======== DATASET CONTENT ========
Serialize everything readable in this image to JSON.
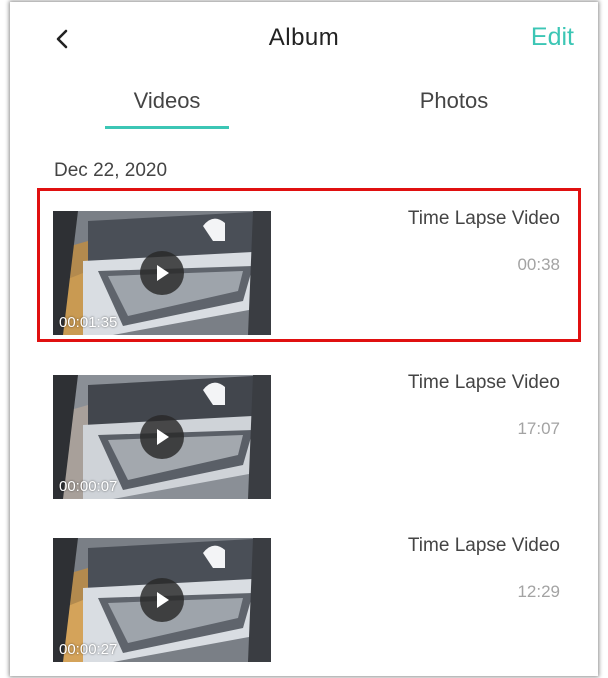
{
  "header": {
    "title": "Album",
    "edit_label": "Edit"
  },
  "tabs": [
    {
      "label": "Videos",
      "active": true
    },
    {
      "label": "Photos",
      "active": false
    }
  ],
  "sections": [
    {
      "date": "Dec 22, 2020",
      "items": [
        {
          "title": "Time Lapse Video",
          "time": "00:38",
          "duration": "00:01:35",
          "selected": true
        },
        {
          "title": "Time Lapse Video",
          "time": "17:07",
          "duration": "00:00:07",
          "selected": false
        },
        {
          "title": "Time Lapse Video",
          "time": "12:29",
          "duration": "00:00:27",
          "selected": false
        }
      ]
    }
  ],
  "colors": {
    "accent": "#3cc6b5",
    "highlight": "#e01010"
  },
  "icons": {
    "back": "chevron-left-icon",
    "play": "play-icon"
  }
}
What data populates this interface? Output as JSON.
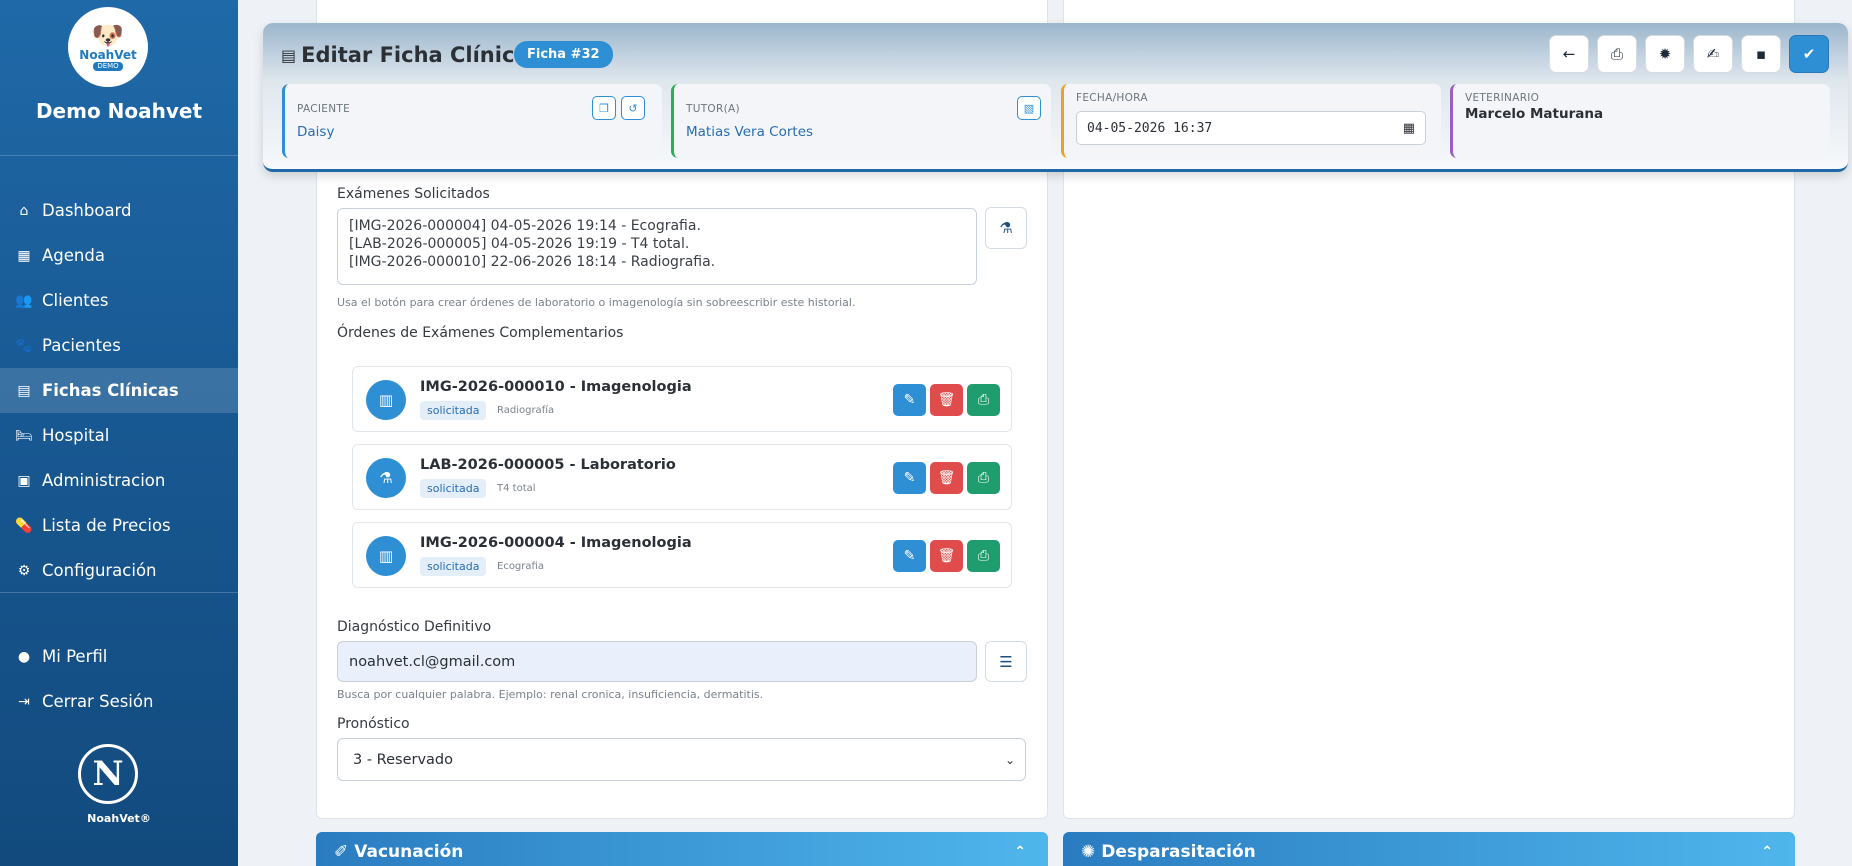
========
> **TASK TO COMPLETE**
Take the data above and repeat it exactly, leaving each picture out.

> **FULL OUTPUT**
Serialize everything readable in this image to JSON.
{
  "header": {
    "title": "Album",
    "edit_label": "Edit"
  },
  "tabs": [
    {
      "label": "Videos",
      "active": true
    },
    {
      "label": "Photos",
      "active": false
    }
  ],
  "sections": [
    {
      "date": "Dec 22, 2020",
      "items": [
        {
          "title": "Time Lapse Video",
          "time": "00:38",
          "duration": "00:01:35",
          "selected": true
        },
        {
          "title": "Time Lapse Video",
          "time": "17:07",
          "duration": "00:00:07",
          "selected": false
        },
        {
          "title": "Time Lapse Video",
          "time": "12:29",
          "duration": "00:00:27",
          "selected": false
        }
      ]
    }
  ],
  "colors": {
    "accent": "#3cc6b5",
    "highlight": "#e01010"
  },
  "icons": {
    "back": "chevron-left-icon",
    "play": "play-icon"
  }
}
What data populates this interface? Output as JSON.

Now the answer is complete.